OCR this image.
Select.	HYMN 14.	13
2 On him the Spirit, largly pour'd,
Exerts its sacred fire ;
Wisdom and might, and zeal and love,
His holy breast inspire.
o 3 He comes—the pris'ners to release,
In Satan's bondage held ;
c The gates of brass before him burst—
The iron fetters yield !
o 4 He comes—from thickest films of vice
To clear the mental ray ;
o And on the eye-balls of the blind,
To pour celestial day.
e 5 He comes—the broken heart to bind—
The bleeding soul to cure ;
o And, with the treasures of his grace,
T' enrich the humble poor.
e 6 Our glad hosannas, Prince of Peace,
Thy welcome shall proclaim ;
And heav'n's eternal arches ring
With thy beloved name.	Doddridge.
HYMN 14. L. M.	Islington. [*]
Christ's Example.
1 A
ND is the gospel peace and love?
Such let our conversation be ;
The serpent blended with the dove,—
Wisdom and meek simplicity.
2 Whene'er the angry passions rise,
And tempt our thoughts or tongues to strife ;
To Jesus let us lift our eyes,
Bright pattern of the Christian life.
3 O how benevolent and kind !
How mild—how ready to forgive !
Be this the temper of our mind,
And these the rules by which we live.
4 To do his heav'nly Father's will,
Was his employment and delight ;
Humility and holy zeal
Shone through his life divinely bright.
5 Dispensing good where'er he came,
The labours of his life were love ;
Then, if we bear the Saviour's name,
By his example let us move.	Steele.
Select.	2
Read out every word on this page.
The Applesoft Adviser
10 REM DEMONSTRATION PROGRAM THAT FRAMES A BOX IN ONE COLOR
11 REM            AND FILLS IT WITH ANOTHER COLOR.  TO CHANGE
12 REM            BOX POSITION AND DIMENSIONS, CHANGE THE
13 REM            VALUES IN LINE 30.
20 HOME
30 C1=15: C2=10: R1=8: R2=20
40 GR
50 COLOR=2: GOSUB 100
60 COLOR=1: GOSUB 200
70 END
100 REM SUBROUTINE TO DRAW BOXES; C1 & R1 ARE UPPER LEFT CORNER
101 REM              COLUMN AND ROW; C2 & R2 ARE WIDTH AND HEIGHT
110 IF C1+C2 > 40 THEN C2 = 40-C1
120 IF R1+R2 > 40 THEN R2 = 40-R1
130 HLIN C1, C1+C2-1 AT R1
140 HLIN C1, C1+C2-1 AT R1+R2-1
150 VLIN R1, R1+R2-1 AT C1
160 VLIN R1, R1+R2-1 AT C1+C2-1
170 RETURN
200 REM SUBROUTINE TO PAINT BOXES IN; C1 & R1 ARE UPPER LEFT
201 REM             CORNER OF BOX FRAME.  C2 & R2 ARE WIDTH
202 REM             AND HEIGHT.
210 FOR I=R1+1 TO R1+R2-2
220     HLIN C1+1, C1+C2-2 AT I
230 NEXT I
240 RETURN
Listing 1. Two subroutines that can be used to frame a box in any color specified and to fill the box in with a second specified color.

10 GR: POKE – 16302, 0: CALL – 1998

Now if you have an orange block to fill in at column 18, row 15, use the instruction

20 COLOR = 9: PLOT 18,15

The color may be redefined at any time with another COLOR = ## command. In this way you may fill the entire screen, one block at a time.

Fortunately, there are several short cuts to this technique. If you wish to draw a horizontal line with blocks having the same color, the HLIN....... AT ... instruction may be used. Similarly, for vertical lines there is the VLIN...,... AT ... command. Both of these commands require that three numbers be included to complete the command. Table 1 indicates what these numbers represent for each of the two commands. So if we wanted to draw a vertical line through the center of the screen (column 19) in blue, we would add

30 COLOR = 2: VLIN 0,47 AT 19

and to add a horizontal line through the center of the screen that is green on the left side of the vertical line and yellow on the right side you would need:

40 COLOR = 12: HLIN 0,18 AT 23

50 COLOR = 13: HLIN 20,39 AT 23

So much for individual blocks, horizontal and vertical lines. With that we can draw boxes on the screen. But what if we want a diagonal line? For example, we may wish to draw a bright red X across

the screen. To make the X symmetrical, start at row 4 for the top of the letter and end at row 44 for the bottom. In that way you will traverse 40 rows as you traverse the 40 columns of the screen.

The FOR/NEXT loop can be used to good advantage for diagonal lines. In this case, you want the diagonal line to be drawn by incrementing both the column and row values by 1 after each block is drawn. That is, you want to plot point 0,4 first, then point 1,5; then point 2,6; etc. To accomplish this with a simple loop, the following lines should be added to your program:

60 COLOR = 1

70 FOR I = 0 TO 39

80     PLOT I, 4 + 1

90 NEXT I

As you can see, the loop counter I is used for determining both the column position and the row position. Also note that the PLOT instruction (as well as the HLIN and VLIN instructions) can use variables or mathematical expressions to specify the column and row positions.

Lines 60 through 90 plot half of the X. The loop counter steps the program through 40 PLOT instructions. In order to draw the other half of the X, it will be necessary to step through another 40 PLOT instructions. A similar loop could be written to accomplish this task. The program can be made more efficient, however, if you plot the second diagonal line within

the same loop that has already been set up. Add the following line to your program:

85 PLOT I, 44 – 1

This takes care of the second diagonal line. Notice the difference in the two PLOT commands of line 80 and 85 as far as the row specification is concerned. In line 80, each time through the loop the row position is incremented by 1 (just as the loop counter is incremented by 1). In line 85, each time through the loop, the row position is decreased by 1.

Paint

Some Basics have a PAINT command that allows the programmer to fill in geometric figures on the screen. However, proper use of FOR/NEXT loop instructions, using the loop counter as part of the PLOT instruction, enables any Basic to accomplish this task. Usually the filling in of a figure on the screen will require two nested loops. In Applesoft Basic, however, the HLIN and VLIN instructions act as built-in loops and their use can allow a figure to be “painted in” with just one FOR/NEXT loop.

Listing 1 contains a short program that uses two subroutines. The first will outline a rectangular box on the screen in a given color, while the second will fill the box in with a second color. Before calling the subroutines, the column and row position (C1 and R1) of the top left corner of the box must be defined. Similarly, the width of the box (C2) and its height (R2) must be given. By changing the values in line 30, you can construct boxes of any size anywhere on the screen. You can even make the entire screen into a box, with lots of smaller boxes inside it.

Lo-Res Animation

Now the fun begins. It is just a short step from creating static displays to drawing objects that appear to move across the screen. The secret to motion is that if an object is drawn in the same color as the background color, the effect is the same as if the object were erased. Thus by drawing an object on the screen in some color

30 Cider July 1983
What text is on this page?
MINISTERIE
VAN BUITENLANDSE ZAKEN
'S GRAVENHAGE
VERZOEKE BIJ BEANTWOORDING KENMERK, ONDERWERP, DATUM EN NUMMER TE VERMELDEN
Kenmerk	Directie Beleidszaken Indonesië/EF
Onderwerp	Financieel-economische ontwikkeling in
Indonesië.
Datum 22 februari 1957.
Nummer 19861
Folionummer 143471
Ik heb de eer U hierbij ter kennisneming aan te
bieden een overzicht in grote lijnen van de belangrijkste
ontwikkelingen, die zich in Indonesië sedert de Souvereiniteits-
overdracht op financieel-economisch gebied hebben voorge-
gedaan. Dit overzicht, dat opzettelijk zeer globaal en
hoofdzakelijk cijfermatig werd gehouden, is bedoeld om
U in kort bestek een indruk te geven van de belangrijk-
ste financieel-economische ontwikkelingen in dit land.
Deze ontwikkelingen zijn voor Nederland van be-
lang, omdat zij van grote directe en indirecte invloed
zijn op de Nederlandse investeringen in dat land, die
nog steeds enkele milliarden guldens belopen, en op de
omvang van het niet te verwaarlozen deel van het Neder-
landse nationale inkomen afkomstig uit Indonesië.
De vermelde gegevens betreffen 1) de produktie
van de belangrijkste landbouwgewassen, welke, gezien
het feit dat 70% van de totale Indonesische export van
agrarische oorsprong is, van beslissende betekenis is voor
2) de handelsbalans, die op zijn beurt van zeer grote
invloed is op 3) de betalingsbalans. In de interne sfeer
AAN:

[Requirements] Every entry must be output again, exactly as written above.

[Answer in full]
OCR this image.
Select.	HYMN 14.	13
2 On him the Spirit, largly pour'd,
Exerts its sacred fire ;
Wisdom and might, and zeal and love,
His holy breast inspire.
o 3 He comes—the pris'ners to release,
In Satan's bondage held ;
c The gates of brass before him burst—
The iron fetters yield !
o 4 He comes—from thickest films of vice
To clear the mental ray ;
o And on the eye-balls of the blind,
To pour celestial day.
e 5 He comes—the broken heart to bind—
The bleeding soul to cure ;
o And, with the treasures of his grace,
T' enrich the humble poor.
e 6 Our glad hosannas, Prince of Peace,
Thy welcome shall proclaim ;
And heav'n's eternal arches ring
With thy beloved name.	Doddridge.
HYMN 14. L. M.	Islington. [*]
Christ's Example.
1 A
ND is the gospel peace and love?
Such let our conversation be ;
The serpent blended with the dove,—
Wisdom and meek simplicity.
2 Whene'er the angry passions rise,
And tempt our thoughts or tongues to strife ;
To Jesus let us lift our eyes,
Bright pattern of the Christian life.
3 O how benevolent and kind !
How mild—how ready to forgive !
Be this the temper of our mind,
And these the rules by which we live.
4 To do his heav'nly Father's will,
Was his employment and delight ;
Humility and holy zeal
Shone through his life divinely bright.
5 Dispensing good where'er he came,
The labours of his life were love ;
Then, if we bear the Saviour's name,
By his example let us move.	Steele.
Select.	2
Read out every word on this page.
The Applesoft Adviser
10 REM DEMONSTRATION PROGRAM THAT FRAMES A BOX IN ONE COLOR
11 REM            AND FILLS IT WITH ANOTHER COLOR.  TO CHANGE
12 REM            BOX POSITION AND DIMENSIONS, CHANGE THE
13 REM            VALUES IN LINE 30.
20 HOME
30 C1=15: C2=10: R1=8: R2=20
40 GR
50 COLOR=2: GOSUB 100
60 COLOR=1: GOSUB 200
70 END
100 REM SUBROUTINE TO DRAW BOXES; C1 & R1 ARE UPPER LEFT CORNER
101 REM              COLUMN AND ROW; C2 & R2 ARE WIDTH AND HEIGHT
110 IF C1+C2 > 40 THEN C2 = 40-C1
120 IF R1+R2 > 40 THEN R2 = 40-R1
130 HLIN C1, C1+C2-1 AT R1
140 HLIN C1, C1+C2-1 AT R1+R2-1
150 VLIN R1, R1+R2-1 AT C1
160 VLIN R1, R1+R2-1 AT C1+C2-1
170 RETURN
200 REM SUBROUTINE TO PAINT BOXES IN; C1 & R1 ARE UPPER LEFT
201 REM             CORNER OF BOX FRAME.  C2 & R2 ARE WIDTH
202 REM             AND HEIGHT.
210 FOR I=R1+1 TO R1+R2-2
220     HLIN C1+1, C1+C2-2 AT I
230 NEXT I
240 RETURN
Listing 1. Two subroutines that can be used to frame a box in any color specified and to fill the box in with a second specified color.

10 GR: POKE – 16302, 0: CALL – 1998

Now if you have an orange block to fill in at column 18, row 15, use the instruction

20 COLOR = 9: PLOT 18,15

The color may be redefined at any time with another COLOR = ## command. In this way you may fill the entire screen, one block at a time.

Fortunately, there are several short cuts to this technique. If you wish to draw a horizontal line with blocks having the same color, the HLIN....... AT ... instruction may be used. Similarly, for vertical lines there is the VLIN...,... AT ... command. Both of these commands require that three numbers be included to complete the command. Table 1 indicates what these numbers represent for each of the two commands. So if we wanted to draw a vertical line through the center of the screen (column 19) in blue, we would add

30 COLOR = 2: VLIN 0,47 AT 19

and to add a horizontal line through the center of the screen that is green on the left side of the vertical line and yellow on the right side you would need:

40 COLOR = 12: HLIN 0,18 AT 23

50 COLOR = 13: HLIN 20,39 AT 23

So much for individual blocks, horizontal and vertical lines. With that we can draw boxes on the screen. But what if we want a diagonal line? For example, we may wish to draw a bright red X across

the screen. To make the X symmetrical, start at row 4 for the top of the letter and end at row 44 for the bottom. In that way you will traverse 40 rows as you traverse the 40 columns of the screen.

The FOR/NEXT loop can be used to good advantage for diagonal lines. In this case, you want the diagonal line to be drawn by incrementing both the column and row values by 1 after each block is drawn. That is, you want to plot point 0,4 first, then point 1,5; then point 2,6; etc. To accomplish this with a simple loop, the following lines should be added to your program:

60 COLOR = 1

70 FOR I = 0 TO 39

80     PLOT I, 4 + 1

90 NEXT I

As you can see, the loop counter I is used for determining both the column position and the row position. Also note that the PLOT instruction (as well as the HLIN and VLIN instructions) can use variables or mathematical expressions to specify the column and row positions.

Lines 60 through 90 plot half of the X. The loop counter steps the program through 40 PLOT instructions. In order to draw the other half of the X, it will be necessary to step through another 40 PLOT instructions. A similar loop could be written to accomplish this task. The program can be made more efficient, however, if you plot the second diagonal line within

the same loop that has already been set up. Add the following line to your program:

85 PLOT I, 44 – 1

This takes care of the second diagonal line. Notice the difference in the two PLOT commands of line 80 and 85 as far as the row specification is concerned. In line 80, each time through the loop the row position is incremented by 1 (just as the loop counter is incremented by 1). In line 85, each time through the loop, the row position is decreased by 1.

Paint

Some Basics have a PAINT command that allows the programmer to fill in geometric figures on the screen. However, proper use of FOR/NEXT loop instructions, using the loop counter as part of the PLOT instruction, enables any Basic to accomplish this task. Usually the filling in of a figure on the screen will require two nested loops. In Applesoft Basic, however, the HLIN and VLIN instructions act as built-in loops and their use can allow a figure to be “painted in” with just one FOR/NEXT loop.

Listing 1 contains a short program that uses two subroutines. The first will outline a rectangular box on the screen in a given color, while the second will fill the box in with a second color. Before calling the subroutines, the column and row position (C1 and R1) of the top left corner of the box must be defined. Similarly, the width of the box (C2) and its height (R2) must be given. By changing the values in line 30, you can construct boxes of any size anywhere on the screen. You can even make the entire screen into a box, with lots of smaller boxes inside it.

Lo-Res Animation

Now the fun begins. It is just a short step from creating static displays to drawing objects that appear to move across the screen. The secret to motion is that if an object is drawn in the same color as the background color, the effect is the same as if the object were erased. Thus by drawing an object on the screen in some color

30 Cider July 1983
What text is on this page?
MINISTERIE
VAN BUITENLANDSE ZAKEN
'S GRAVENHAGE
VERZOEKE BIJ BEANTWOORDING KENMERK, ONDERWERP, DATUM EN NUMMER TE VERMELDEN
Kenmerk	Directie Beleidszaken Indonesië/EF
Onderwerp	Financieel-economische ontwikkeling in
Indonesië.
Datum 22 februari 1957.
Nummer 19861
Folionummer 143471
Ik heb de eer U hierbij ter kennisneming aan te
bieden een overzicht in grote lijnen van de belangrijkste
ontwikkelingen, die zich in Indonesië sedert de Souvereiniteits-
overdracht op financieel-economisch gebied hebben voorge-
gedaan. Dit overzicht, dat opzettelijk zeer globaal en
hoofdzakelijk cijfermatig werd gehouden, is bedoeld om
U in kort bestek een indruk te geven van de belangrijk-
ste financieel-economische ontwikkelingen in dit land.
Deze ontwikkelingen zijn voor Nederland van be-
lang, omdat zij van grote directe en indirecte invloed
zijn op de Nederlandse investeringen in dat land, die
nog steeds enkele milliarden guldens belopen, en op de
omvang van het niet te verwaarlozen deel van het Neder-
landse nationale inkomen afkomstig uit Indonesië.
De vermelde gegevens betreffen 1) de produktie
van de belangrijkste landbouwgewassen, welke, gezien
het feit dat 70% van de totale Indonesische export van
agrarische oorsprong is, van beslissende betekenis is voor
2) de handelsbalans, die op zijn beurt van zeer grote
invloed is op 3) de betalingsbalans. In de interne sfeer
AAN:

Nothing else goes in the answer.